Dataset excerpt:
(begin)
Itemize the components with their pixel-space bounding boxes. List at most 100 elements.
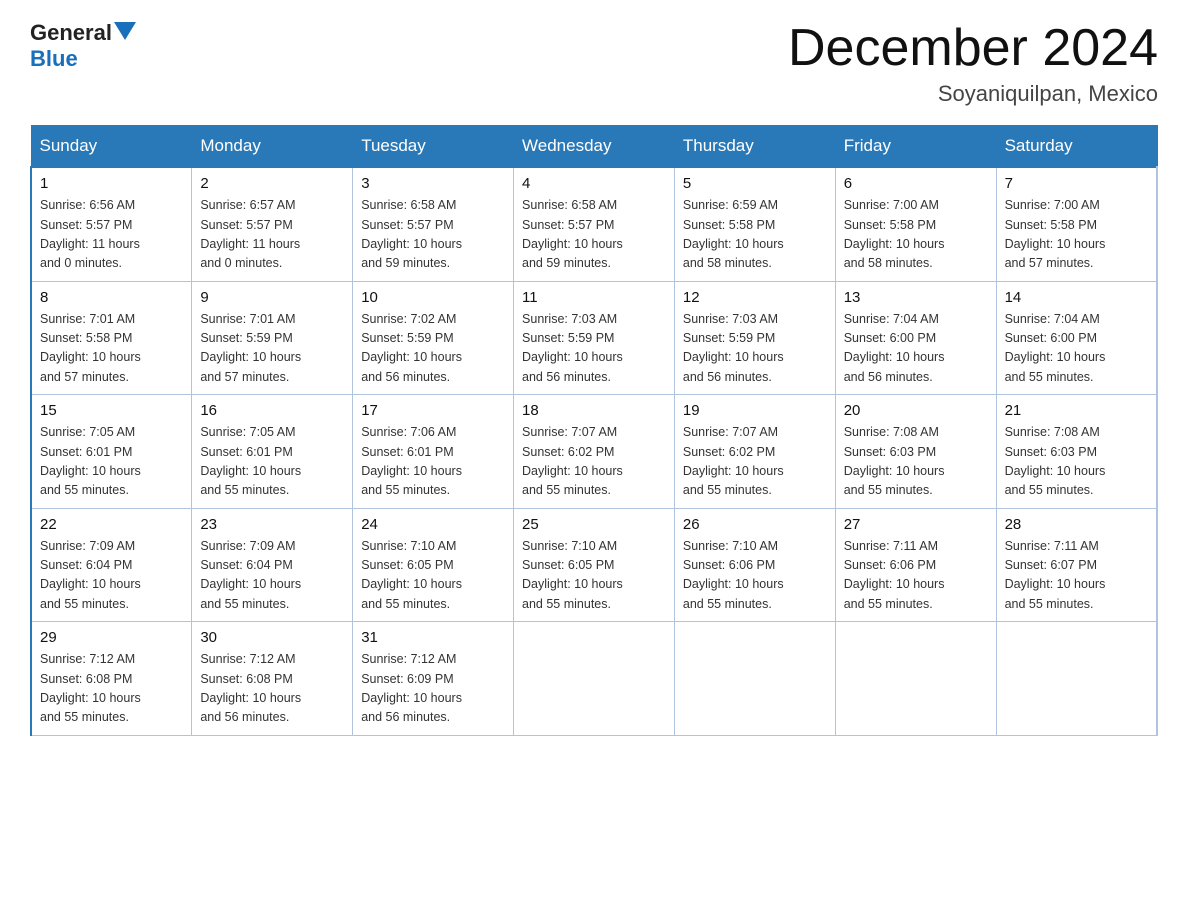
day-info: Sunrise: 7:10 AMSunset: 6:05 PMDaylight:… [361,537,505,615]
col-saturday: Saturday [996,126,1157,168]
calendar-cell: 1Sunrise: 6:56 AMSunset: 5:57 PMDaylight… [31,167,192,281]
calendar-table: Sunday Monday Tuesday Wednesday Thursday… [30,125,1158,736]
calendar-cell: 2 Sunrise: 6:57 AMSunset: 5:57 PMDaylight… [192,167,353,281]
day-info: Sunrise: 6:57 AMSunset: 5:57 PMDaylight:… [200,196,344,274]
calendar-cell: 7Sunrise: 7:00 AMSunset: 5:58 PMDaylight… [996,167,1157,281]
day-info: Sunrise: 7:09 AMSunset: 6:04 PMDaylight:… [40,537,183,615]
day-number: 5 [683,175,827,192]
day-info: Sunrise: 7:05 AMSunset: 6:01 PMDaylight:… [40,423,183,501]
calendar-cell: 29 Sunrise: 7:12 AMSunset: 6:08 PMDayligh… [31,622,192,736]
month-title: December 2024 [788,20,1158,77]
day-info: Sunrise: 7:12 AMSunset: 6:08 PMDaylight:… [200,650,344,728]
calendar-week-row: 15 Sunrise: 7:05 AMSunset: 6:01 PMDayligh… [31,395,1157,509]
col-monday: Monday [192,126,353,168]
calendar-week-row: 8Sunrise: 7:01 AMSunset: 5:58 PMDaylight… [31,281,1157,395]
day-number: 17 [361,402,505,419]
day-number: 26 [683,516,827,533]
day-info: Sunrise: 7:05 AMSunset: 6:01 PMDaylight:… [200,423,344,501]
day-number: 28 [1005,516,1148,533]
calendar-cell: 23 Sunrise: 7:09 AMSunset: 6:04 PMDayligh… [192,508,353,622]
day-number: 31 [361,629,505,646]
calendar-cell: 5 Sunrise: 6:59 AMSunset: 5:58 PMDaylight… [674,167,835,281]
col-friday: Friday [835,126,996,168]
day-number: 27 [844,516,988,533]
col-tuesday: Tuesday [353,126,514,168]
day-info: Sunrise: 7:11 AMSunset: 6:07 PMDaylight:… [1005,537,1148,615]
calendar-cell [674,622,835,736]
day-number: 2 [200,175,344,192]
col-wednesday: Wednesday [514,126,675,168]
day-number: 3 [361,175,505,192]
day-number: 4 [522,175,666,192]
day-info: Sunrise: 7:09 AMSunset: 6:04 PMDaylight:… [200,537,344,615]
day-number: 6 [844,175,988,192]
day-info: Sunrise: 7:01 AMSunset: 5:58 PMDaylight:… [40,310,183,388]
day-info: Sunrise: 7:00 AMSunset: 5:58 PMDaylight:… [844,196,988,274]
day-info: Sunrise: 7:08 AMSunset: 6:03 PMDaylight:… [844,423,988,501]
calendar-cell: 4Sunrise: 6:58 AMSunset: 5:57 PMDaylight… [514,167,675,281]
day-number: 19 [683,402,827,419]
day-number: 23 [200,516,344,533]
logo-triangle-icon [114,22,136,40]
calendar-cell: 24 Sunrise: 7:10 AMSunset: 6:05 PMDayligh… [353,508,514,622]
logo: General Blue [30,20,136,72]
calendar-cell: 28 Sunrise: 7:11 AMSunset: 6:07 PMDayligh… [996,508,1157,622]
calendar-cell: 26 Sunrise: 7:10 AMSunset: 6:06 PMDayligh… [674,508,835,622]
day-number: 15 [40,402,183,419]
col-sunday: Sunday [31,126,192,168]
location-title: Soyaniquilpan, Mexico [788,81,1158,107]
day-info: Sunrise: 7:04 AMSunset: 6:00 PMDaylight:… [1005,310,1148,388]
calendar-cell: 20 Sunrise: 7:08 AMSunset: 6:03 PMDayligh… [835,395,996,509]
calendar-cell: 22 Sunrise: 7:09 AMSunset: 6:04 PMDayligh… [31,508,192,622]
day-number: 7 [1005,175,1148,192]
calendar-cell: 6 Sunrise: 7:00 AMSunset: 5:58 PMDaylight… [835,167,996,281]
day-number: 22 [40,516,183,533]
day-number: 10 [361,289,505,306]
day-info: Sunrise: 7:01 AMSunset: 5:59 PMDaylight:… [200,310,344,388]
logo-text-blue: Blue [30,46,78,71]
day-info: Sunrise: 6:56 AMSunset: 5:57 PMDaylight:… [40,196,183,274]
calendar-cell: 13 Sunrise: 7:04 AMSunset: 6:00 PMDayligh… [835,281,996,395]
day-number: 9 [200,289,344,306]
calendar-header: Sunday Monday Tuesday Wednesday Thursday… [31,126,1157,168]
calendar-cell [835,622,996,736]
day-info: Sunrise: 6:59 AMSunset: 5:58 PMDaylight:… [683,196,827,274]
calendar-cell: 21 Sunrise: 7:08 AMSunset: 6:03 PMDayligh… [996,395,1157,509]
calendar-cell: 9 Sunrise: 7:01 AMSunset: 5:59 PMDaylight… [192,281,353,395]
calendar-week-row: 1Sunrise: 6:56 AMSunset: 5:57 PMDaylight… [31,167,1157,281]
day-number: 16 [200,402,344,419]
calendar-cell: 31 Sunrise: 7:12 AMSunset: 6:09 PMDayligh… [353,622,514,736]
day-number: 18 [522,402,666,419]
calendar-cell: 8Sunrise: 7:01 AMSunset: 5:58 PMDaylight… [31,281,192,395]
day-info: Sunrise: 7:07 AMSunset: 6:02 PMDaylight:… [522,423,666,501]
day-number: 20 [844,402,988,419]
calendar-body: 1Sunrise: 6:56 AMSunset: 5:57 PMDaylight… [31,167,1157,735]
calendar-cell: 27 Sunrise: 7:11 AMSunset: 6:06 PMDayligh… [835,508,996,622]
day-number: 24 [361,516,505,533]
day-info: Sunrise: 7:03 AMSunset: 5:59 PMDaylight:… [522,310,666,388]
day-info: Sunrise: 7:04 AMSunset: 6:00 PMDaylight:… [844,310,988,388]
day-info: Sunrise: 7:12 AMSunset: 6:08 PMDaylight:… [40,650,183,728]
day-number: 13 [844,289,988,306]
day-info: Sunrise: 7:10 AMSunset: 6:05 PMDaylight:… [522,537,666,615]
col-thursday: Thursday [674,126,835,168]
calendar-cell: 10Sunrise: 7:02 AMSunset: 5:59 PMDayligh… [353,281,514,395]
day-number: 14 [1005,289,1148,306]
day-number: 12 [683,289,827,306]
day-info: Sunrise: 7:12 AMSunset: 6:09 PMDaylight:… [361,650,505,728]
day-info: Sunrise: 7:08 AMSunset: 6:03 PMDaylight:… [1005,423,1148,501]
calendar-cell: 16 Sunrise: 7:05 AMSunset: 6:01 PMDayligh… [192,395,353,509]
calendar-cell: 19Sunrise: 7:07 AMSunset: 6:02 PMDayligh… [674,395,835,509]
day-number: 21 [1005,402,1148,419]
day-info: Sunrise: 6:58 AMSunset: 5:57 PMDaylight:… [361,196,505,274]
calendar-cell: 3 Sunrise: 6:58 AMSunset: 5:57 PMDaylight… [353,167,514,281]
calendar-week-row: 29 Sunrise: 7:12 AMSunset: 6:08 PMDayligh… [31,622,1157,736]
day-info: Sunrise: 7:10 AMSunset: 6:06 PMDaylight:… [683,537,827,615]
calendar-cell [514,622,675,736]
page-header: General Blue December 2024 Soyaniquilpan… [30,20,1158,107]
title-block: December 2024 Soyaniquilpan, Mexico [788,20,1158,107]
day-info: Sunrise: 7:11 AMSunset: 6:06 PMDaylight:… [844,537,988,615]
logo-text-general: General [30,20,112,46]
calendar-cell: 14 Sunrise: 7:04 AMSunset: 6:00 PMDayligh… [996,281,1157,395]
day-number: 29 [40,629,183,646]
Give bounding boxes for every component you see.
(end)
EXERCISE — Write out the records above again, switching every "day-info" to "day-details" and keeping everything else the same. Leave the pictures out.

REPLY —
Itemize the components with their pixel-space bounding boxes. List at most 100 elements.
day-details: Sunrise: 7:10 AMSunset: 6:05 PMDaylight:… [361,537,505,615]
col-saturday: Saturday [996,126,1157,168]
calendar-cell: 1Sunrise: 6:56 AMSunset: 5:57 PMDaylight… [31,167,192,281]
calendar-table: Sunday Monday Tuesday Wednesday Thursday… [30,125,1158,736]
calendar-cell: 2 Sunrise: 6:57 AMSunset: 5:57 PMDaylight… [192,167,353,281]
day-details: Sunrise: 6:57 AMSunset: 5:57 PMDaylight:… [200,196,344,274]
calendar-cell: 7Sunrise: 7:00 AMSunset: 5:58 PMDaylight… [996,167,1157,281]
day-details: Sunrise: 7:09 AMSunset: 6:04 PMDaylight:… [40,537,183,615]
day-number: 5 [683,175,827,192]
day-details: Sunrise: 7:05 AMSunset: 6:01 PMDaylight:… [40,423,183,501]
calendar-cell: 29 Sunrise: 7:12 AMSunset: 6:08 PMDayligh… [31,622,192,736]
month-title: December 2024 [788,20,1158,77]
day-details: Sunrise: 7:12 AMSunset: 6:08 PMDaylight:… [200,650,344,728]
calendar-week-row: 15 Sunrise: 7:05 AMSunset: 6:01 PMDayligh… [31,395,1157,509]
col-monday: Monday [192,126,353,168]
calendar-week-row: 8Sunrise: 7:01 AMSunset: 5:58 PMDaylight… [31,281,1157,395]
day-number: 17 [361,402,505,419]
day-number: 26 [683,516,827,533]
day-details: Sunrise: 7:05 AMSunset: 6:01 PMDaylight:… [200,423,344,501]
day-number: 28 [1005,516,1148,533]
calendar-cell: 23 Sunrise: 7:09 AMSunset: 6:04 PMDayligh… [192,508,353,622]
day-number: 31 [361,629,505,646]
calendar-cell: 5 Sunrise: 6:59 AMSunset: 5:58 PMDaylight… [674,167,835,281]
col-friday: Friday [835,126,996,168]
day-number: 27 [844,516,988,533]
col-tuesday: Tuesday [353,126,514,168]
day-details: Sunrise: 7:11 AMSunset: 6:07 PMDaylight:… [1005,537,1148,615]
calendar-cell [674,622,835,736]
day-number: 2 [200,175,344,192]
col-wednesday: Wednesday [514,126,675,168]
day-number: 3 [361,175,505,192]
day-number: 4 [522,175,666,192]
day-details: Sunrise: 7:09 AMSunset: 6:04 PMDaylight:… [200,537,344,615]
day-number: 6 [844,175,988,192]
day-details: Sunrise: 7:01 AMSunset: 5:58 PMDaylight:… [40,310,183,388]
day-details: Sunrise: 7:00 AMSunset: 5:58 PMDaylight:… [844,196,988,274]
day-details: Sunrise: 7:08 AMSunset: 6:03 PMDaylight:… [844,423,988,501]
calendar-cell: 4Sunrise: 6:58 AMSunset: 5:57 PMDaylight… [514,167,675,281]
day-number: 19 [683,402,827,419]
day-number: 23 [200,516,344,533]
logo-triangle-icon [114,22,136,40]
calendar-cell: 24 Sunrise: 7:10 AMSunset: 6:05 PMDayligh… [353,508,514,622]
logo: General Blue [30,20,136,72]
calendar-cell: 28 Sunrise: 7:11 AMSunset: 6:07 PMDayligh… [996,508,1157,622]
calendar-cell: 26 Sunrise: 7:10 AMSunset: 6:06 PMDayligh… [674,508,835,622]
day-number: 15 [40,402,183,419]
col-sunday: Sunday [31,126,192,168]
location-title: Soyaniquilpan, Mexico [788,81,1158,107]
day-details: Sunrise: 7:04 AMSunset: 6:00 PMDaylight:… [1005,310,1148,388]
calendar-cell: 20 Sunrise: 7:08 AMSunset: 6:03 PMDayligh… [835,395,996,509]
calendar-cell: 22 Sunrise: 7:09 AMSunset: 6:04 PMDayligh… [31,508,192,622]
day-number: 7 [1005,175,1148,192]
calendar-cell: 6 Sunrise: 7:00 AMSunset: 5:58 PMDaylight… [835,167,996,281]
day-number: 22 [40,516,183,533]
day-number: 10 [361,289,505,306]
day-details: Sunrise: 7:01 AMSunset: 5:59 PMDaylight:… [200,310,344,388]
logo-text-blue: Blue [30,46,78,71]
day-details: Sunrise: 6:56 AMSunset: 5:57 PMDaylight:… [40,196,183,274]
calendar-cell: 13 Sunrise: 7:04 AMSunset: 6:00 PMDayligh… [835,281,996,395]
day-number: 9 [200,289,344,306]
calendar-header: Sunday Monday Tuesday Wednesday Thursday… [31,126,1157,168]
calendar-cell [835,622,996,736]
day-details: Sunrise: 6:59 AMSunset: 5:58 PMDaylight:… [683,196,827,274]
calendar-cell: 21 Sunrise: 7:08 AMSunset: 6:03 PMDayligh… [996,395,1157,509]
calendar-cell: 9 Sunrise: 7:01 AMSunset: 5:59 PMDaylight… [192,281,353,395]
calendar-week-row: 1Sunrise: 6:56 AMSunset: 5:57 PMDaylight… [31,167,1157,281]
day-number: 16 [200,402,344,419]
calendar-cell: 31 Sunrise: 7:12 AMSunset: 6:09 PMDayligh… [353,622,514,736]
day-number: 18 [522,402,666,419]
calendar-cell: 8Sunrise: 7:01 AMSunset: 5:58 PMDaylight… [31,281,192,395]
day-details: Sunrise: 7:07 AMSunset: 6:02 PMDaylight:… [522,423,666,501]
day-number: 20 [844,402,988,419]
calendar-body: 1Sunrise: 6:56 AMSunset: 5:57 PMDaylight… [31,167,1157,735]
calendar-cell: 27 Sunrise: 7:11 AMSunset: 6:06 PMDayligh… [835,508,996,622]
day-number: 24 [361,516,505,533]
day-details: Sunrise: 7:03 AMSunset: 5:59 PMDaylight:… [522,310,666,388]
day-details: Sunrise: 7:04 AMSunset: 6:00 PMDaylight:… [844,310,988,388]
day-details: Sunrise: 7:12 AMSunset: 6:08 PMDaylight:… [40,650,183,728]
day-number: 13 [844,289,988,306]
day-details: Sunrise: 7:10 AMSunset: 6:05 PMDaylight:… [522,537,666,615]
col-thursday: Thursday [674,126,835,168]
calendar-cell: 10Sunrise: 7:02 AMSunset: 5:59 PMDayligh… [353,281,514,395]
day-number: 14 [1005,289,1148,306]
day-number: 12 [683,289,827,306]
day-details: Sunrise: 7:12 AMSunset: 6:09 PMDaylight:… [361,650,505,728]
day-details: Sunrise: 7:08 AMSunset: 6:03 PMDaylight:… [1005,423,1148,501]
calendar-cell: 16 Sunrise: 7:05 AMSunset: 6:01 PMDayligh… [192,395,353,509]
calendar-cell: 19Sunrise: 7:07 AMSunset: 6:02 PMDayligh… [674,395,835,509]
day-number: 21 [1005,402,1148,419]
day-details: Sunrise: 6:58 AMSunset: 5:57 PMDaylight:… [361,196,505,274]
calendar-cell: 3 Sunrise: 6:58 AMSunset: 5:57 PMDaylight… [353,167,514,281]
calendar-week-row: 29 Sunrise: 7:12 AMSunset: 6:08 PMDayligh… [31,622,1157,736]
day-details: Sunrise: 7:10 AMSunset: 6:06 PMDaylight:… [683,537,827,615]
calendar-cell [514,622,675,736]
page-header: General Blue December 2024 Soyaniquilpan… [30,20,1158,107]
title-block: December 2024 Soyaniquilpan, Mexico [788,20,1158,107]
day-details: Sunrise: 7:11 AMSunset: 6:06 PMDaylight:… [844,537,988,615]
logo-text-general: General [30,20,112,46]
calendar-cell: 14 Sunrise: 7:04 AMSunset: 6:00 PMDayligh… [996,281,1157,395]
day-number: 29 [40,629,183,646]
Give bounding boxes for every component you see.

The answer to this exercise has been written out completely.